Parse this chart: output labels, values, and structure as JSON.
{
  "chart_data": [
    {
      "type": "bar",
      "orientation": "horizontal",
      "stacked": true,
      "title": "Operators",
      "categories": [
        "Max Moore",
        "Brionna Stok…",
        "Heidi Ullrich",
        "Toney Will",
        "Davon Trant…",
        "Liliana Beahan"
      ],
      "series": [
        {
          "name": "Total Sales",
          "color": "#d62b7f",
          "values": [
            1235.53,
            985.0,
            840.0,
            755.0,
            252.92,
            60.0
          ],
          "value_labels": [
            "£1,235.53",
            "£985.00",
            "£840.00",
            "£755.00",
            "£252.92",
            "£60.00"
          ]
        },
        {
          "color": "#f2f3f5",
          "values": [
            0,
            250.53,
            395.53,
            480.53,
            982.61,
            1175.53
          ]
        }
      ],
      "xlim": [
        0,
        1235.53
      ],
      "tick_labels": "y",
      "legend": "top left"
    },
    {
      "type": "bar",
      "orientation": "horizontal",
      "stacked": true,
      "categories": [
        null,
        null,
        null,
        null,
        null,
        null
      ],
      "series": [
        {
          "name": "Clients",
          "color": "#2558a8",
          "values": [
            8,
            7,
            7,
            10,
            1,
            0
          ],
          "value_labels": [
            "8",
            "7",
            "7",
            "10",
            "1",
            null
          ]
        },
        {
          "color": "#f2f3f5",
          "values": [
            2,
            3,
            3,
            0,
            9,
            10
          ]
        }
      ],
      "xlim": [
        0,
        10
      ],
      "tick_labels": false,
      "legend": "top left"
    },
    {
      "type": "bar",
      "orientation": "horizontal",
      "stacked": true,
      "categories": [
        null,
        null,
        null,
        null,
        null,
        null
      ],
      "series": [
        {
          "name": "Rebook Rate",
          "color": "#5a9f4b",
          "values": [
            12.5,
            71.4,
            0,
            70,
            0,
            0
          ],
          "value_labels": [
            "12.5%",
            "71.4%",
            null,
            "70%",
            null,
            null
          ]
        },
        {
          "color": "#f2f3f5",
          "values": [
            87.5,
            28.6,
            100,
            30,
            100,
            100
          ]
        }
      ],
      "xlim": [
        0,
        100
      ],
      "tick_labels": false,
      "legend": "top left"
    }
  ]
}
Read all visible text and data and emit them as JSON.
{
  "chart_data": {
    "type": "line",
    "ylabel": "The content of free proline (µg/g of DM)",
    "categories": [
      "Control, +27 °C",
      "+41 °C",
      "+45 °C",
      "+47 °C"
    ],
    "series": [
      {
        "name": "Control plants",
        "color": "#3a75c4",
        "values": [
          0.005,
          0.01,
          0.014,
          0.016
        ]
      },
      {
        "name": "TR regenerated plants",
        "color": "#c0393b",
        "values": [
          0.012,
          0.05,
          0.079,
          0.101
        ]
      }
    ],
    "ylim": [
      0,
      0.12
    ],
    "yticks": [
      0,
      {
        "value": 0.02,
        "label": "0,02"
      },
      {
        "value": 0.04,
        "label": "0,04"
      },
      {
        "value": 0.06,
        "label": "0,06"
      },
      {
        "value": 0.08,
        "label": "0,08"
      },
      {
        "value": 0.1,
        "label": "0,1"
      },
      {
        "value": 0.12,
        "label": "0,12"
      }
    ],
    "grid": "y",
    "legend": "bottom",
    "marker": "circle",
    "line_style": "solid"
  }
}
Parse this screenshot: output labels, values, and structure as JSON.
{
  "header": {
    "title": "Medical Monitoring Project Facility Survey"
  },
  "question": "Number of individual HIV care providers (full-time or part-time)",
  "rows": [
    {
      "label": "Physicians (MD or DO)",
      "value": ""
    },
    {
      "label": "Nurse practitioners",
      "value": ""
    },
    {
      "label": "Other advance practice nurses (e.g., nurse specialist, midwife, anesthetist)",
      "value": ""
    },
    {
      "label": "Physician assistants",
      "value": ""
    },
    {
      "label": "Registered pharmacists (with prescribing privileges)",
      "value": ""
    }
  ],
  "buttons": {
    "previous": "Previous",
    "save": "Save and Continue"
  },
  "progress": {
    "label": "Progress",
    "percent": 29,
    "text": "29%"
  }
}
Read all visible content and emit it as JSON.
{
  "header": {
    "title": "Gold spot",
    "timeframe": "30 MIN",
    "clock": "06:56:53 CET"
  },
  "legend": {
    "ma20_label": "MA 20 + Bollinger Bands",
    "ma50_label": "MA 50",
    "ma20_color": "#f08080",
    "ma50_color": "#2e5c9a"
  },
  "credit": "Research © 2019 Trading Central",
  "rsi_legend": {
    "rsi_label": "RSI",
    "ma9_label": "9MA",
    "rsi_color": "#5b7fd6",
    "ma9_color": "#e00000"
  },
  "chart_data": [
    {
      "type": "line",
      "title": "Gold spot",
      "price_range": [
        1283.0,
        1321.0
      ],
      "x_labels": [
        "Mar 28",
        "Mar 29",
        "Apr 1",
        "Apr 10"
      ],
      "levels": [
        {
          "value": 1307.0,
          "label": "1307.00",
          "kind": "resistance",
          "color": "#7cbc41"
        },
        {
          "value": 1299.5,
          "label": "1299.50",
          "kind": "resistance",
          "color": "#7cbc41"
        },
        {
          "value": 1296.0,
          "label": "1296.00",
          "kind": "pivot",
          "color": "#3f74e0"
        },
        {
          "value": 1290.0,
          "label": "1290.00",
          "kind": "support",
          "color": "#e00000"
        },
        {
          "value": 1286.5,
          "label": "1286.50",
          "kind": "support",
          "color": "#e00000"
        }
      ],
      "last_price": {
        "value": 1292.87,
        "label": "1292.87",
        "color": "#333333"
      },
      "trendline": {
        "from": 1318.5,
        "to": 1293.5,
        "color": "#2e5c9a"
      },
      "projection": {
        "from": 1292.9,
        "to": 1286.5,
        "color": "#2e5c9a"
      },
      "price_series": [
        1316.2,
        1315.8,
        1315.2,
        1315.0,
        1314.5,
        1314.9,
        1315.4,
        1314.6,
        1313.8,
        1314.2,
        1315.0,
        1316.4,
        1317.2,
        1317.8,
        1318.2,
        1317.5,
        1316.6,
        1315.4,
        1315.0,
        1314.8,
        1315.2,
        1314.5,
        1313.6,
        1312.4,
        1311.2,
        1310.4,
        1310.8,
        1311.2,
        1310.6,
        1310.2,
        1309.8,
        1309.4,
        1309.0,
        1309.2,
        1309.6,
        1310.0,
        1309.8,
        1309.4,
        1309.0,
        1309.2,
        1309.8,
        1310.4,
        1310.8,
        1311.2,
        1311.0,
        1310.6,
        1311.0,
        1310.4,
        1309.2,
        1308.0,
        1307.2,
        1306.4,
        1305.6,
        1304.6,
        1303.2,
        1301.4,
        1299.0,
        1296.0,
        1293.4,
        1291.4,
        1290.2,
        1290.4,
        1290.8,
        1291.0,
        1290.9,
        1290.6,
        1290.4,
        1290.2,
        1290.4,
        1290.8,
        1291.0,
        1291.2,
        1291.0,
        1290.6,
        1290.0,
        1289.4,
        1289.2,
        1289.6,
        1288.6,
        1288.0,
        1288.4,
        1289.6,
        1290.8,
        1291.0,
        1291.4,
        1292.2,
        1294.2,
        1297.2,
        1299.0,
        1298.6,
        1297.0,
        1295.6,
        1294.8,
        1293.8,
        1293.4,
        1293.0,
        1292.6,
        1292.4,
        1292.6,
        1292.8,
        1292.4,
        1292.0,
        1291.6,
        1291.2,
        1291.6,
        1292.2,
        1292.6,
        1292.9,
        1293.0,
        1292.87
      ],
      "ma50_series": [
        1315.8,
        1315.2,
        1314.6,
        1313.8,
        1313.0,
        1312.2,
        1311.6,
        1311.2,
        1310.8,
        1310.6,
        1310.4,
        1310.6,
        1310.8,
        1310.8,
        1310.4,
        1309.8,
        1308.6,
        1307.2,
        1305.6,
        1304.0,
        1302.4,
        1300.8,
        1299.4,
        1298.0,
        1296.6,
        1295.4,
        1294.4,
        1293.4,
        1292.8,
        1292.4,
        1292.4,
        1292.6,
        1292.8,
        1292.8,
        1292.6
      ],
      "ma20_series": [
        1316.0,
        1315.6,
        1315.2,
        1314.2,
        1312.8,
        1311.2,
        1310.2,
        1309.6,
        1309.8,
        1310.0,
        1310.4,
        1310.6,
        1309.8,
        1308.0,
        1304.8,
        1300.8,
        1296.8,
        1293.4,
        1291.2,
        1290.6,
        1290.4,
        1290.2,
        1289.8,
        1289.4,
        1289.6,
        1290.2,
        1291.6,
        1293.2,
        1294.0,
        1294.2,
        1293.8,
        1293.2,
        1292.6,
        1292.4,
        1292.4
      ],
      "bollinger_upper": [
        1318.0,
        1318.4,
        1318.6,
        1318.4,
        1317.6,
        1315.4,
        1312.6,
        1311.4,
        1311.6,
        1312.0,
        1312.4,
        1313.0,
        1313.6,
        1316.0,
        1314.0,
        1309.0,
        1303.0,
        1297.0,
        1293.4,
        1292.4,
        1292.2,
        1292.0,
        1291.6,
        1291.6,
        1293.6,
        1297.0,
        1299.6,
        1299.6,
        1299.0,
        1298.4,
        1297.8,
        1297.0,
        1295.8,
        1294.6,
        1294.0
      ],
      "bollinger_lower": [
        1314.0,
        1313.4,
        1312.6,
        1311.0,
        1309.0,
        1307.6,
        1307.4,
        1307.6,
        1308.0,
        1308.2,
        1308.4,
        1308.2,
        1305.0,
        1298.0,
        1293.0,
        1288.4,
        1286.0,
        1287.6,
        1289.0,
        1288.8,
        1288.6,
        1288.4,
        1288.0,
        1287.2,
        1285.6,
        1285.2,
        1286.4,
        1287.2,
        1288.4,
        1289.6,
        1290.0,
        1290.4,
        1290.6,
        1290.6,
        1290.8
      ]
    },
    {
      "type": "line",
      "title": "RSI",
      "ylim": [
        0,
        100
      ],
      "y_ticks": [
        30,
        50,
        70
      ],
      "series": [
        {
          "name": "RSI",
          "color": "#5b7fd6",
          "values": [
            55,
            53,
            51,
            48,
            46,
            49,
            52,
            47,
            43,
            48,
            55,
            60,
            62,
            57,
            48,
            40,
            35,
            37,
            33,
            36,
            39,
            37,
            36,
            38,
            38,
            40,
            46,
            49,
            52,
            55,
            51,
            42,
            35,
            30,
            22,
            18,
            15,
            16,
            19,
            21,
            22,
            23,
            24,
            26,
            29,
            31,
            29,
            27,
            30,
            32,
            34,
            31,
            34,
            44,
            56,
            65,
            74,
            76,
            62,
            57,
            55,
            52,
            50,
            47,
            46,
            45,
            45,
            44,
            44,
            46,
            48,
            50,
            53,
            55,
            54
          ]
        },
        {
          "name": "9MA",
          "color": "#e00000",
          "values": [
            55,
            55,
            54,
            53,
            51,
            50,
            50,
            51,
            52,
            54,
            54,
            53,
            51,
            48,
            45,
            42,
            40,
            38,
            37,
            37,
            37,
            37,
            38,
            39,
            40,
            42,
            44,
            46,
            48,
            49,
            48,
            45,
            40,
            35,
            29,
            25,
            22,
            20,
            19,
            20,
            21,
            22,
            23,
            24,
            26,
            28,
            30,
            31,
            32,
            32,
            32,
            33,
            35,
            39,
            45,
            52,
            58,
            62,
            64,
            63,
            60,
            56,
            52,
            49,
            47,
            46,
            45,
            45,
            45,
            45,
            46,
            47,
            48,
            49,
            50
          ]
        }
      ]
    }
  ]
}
-------
◆ AIM OF THE EXERCISE
Using the material above, state how many lines include the string "this". Answer with a single number.

◆ FINAL ANSWER
2